* **Exercise instructions**:
Exact repetition is required: output every record in full.

--- Records to process ---

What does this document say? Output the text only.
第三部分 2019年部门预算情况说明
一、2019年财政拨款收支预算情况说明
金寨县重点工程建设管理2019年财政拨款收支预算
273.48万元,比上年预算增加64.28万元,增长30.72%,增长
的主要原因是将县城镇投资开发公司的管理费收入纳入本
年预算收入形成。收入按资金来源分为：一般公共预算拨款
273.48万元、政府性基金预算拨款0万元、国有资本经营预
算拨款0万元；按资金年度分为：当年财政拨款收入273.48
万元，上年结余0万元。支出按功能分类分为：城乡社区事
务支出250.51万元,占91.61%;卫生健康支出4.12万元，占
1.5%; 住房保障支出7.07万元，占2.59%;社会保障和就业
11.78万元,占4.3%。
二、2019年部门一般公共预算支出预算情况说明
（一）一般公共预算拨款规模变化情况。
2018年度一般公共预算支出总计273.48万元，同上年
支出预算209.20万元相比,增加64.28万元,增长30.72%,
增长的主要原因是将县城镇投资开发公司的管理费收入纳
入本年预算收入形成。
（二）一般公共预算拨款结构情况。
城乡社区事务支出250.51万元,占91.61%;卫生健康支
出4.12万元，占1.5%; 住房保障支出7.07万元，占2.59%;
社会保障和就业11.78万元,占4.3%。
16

---

* **Task solution**:
What does this document say? Output the text only.
第三部分 2019年部门预算情况说明
一、2019年财政拨款收支预算情况说明
金寨县重点工程建设管理2019年财政拨款收支预算
273.48万元,比上年预算增加64.28万元,增长30.72%,增长
的主要原因是将县城镇投资开发公司的管理费收入纳入本
年预算收入形成。收入按资金来源分为：一般公共预算拨款
273.48万元、政府性基金预算拨款0万元、国有资本经营预
算拨款0万元；按资金年度分为：当年财政拨款收入273.48
万元，上年结余0万元。支出按功能分类分为：城乡社区事
务支出250.51万元,占91.61%;卫生健康支出4.12万元，占
1.5%; 住房保障支出7.07万元，占2.59%;社会保障和就业
11.78万元,占4.3%。
二、2019年部门一般公共预算支出预算情况说明
（一）一般公共预算拨款规模变化情况。
2018年度一般公共预算支出总计273.48万元，同上年
支出预算209.20万元相比,增加64.28万元,增长30.72%,
增长的主要原因是将县城镇投资开发公司的管理费收入纳
入本年预算收入形成。
（二）一般公共预算拨款结构情况。
城乡社区事务支出250.51万元,占91.61%;卫生健康支
出4.12万元，占1.5%; 住房保障支出7.07万元，占2.59%;
社会保障和就业11.78万元,占4.3%。
16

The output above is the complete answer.